**EXCERPTED DATA:**
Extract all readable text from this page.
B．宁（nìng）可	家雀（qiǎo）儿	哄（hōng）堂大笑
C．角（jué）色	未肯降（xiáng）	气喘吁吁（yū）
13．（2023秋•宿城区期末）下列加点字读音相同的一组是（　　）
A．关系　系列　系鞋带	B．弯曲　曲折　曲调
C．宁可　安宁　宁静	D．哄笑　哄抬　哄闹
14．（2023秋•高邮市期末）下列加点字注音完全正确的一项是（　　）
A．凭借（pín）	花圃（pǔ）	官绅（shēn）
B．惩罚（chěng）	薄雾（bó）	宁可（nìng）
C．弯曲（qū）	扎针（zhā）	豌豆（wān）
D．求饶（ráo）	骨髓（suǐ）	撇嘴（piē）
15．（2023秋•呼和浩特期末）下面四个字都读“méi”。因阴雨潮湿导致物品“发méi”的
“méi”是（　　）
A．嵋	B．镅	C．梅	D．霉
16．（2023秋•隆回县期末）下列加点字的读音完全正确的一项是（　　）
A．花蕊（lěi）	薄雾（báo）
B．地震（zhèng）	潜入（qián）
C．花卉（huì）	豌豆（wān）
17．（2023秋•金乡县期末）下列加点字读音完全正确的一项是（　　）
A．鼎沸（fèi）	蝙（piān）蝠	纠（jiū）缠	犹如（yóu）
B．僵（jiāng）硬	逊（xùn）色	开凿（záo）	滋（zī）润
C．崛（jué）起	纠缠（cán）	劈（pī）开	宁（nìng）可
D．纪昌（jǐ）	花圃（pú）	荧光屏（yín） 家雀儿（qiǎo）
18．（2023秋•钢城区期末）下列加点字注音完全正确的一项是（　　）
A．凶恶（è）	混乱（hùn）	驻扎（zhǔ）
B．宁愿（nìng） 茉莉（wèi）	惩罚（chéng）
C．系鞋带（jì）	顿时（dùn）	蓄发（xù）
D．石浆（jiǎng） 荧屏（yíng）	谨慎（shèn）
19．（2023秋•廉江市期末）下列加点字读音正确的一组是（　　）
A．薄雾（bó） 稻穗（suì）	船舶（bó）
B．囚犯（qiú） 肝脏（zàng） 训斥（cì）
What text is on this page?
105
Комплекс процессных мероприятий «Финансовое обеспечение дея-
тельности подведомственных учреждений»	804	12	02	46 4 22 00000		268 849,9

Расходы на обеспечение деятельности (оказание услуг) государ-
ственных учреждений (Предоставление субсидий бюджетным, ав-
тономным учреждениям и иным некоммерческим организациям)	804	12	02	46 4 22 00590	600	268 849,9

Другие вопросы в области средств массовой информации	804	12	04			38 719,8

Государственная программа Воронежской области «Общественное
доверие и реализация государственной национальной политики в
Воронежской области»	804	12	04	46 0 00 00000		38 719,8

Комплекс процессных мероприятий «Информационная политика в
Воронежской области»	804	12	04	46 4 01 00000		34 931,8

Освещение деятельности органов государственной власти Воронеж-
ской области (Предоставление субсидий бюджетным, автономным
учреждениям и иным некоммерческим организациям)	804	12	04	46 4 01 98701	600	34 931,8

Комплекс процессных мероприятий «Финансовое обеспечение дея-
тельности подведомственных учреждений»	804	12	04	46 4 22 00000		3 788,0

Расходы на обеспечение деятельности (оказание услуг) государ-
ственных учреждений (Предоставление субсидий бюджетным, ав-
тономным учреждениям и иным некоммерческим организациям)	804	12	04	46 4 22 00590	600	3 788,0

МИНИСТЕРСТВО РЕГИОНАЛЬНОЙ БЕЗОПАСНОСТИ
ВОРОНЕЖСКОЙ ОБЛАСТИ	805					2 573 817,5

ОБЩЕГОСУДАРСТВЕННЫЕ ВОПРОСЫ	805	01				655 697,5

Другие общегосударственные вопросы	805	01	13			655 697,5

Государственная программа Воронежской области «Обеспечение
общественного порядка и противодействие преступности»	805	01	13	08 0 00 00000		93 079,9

**PROBLEM DESCRIPTION:** From the listing above, collect each line in which the string "qiǎo" appears.

**THE SOLUTION:**
B．宁（nìng）可	家雀（qiǎo）儿	哄（hōng）堂大笑
D．纪昌（jǐ）	花圃（pú）	荧光屏（yín） 家雀儿（qiǎo）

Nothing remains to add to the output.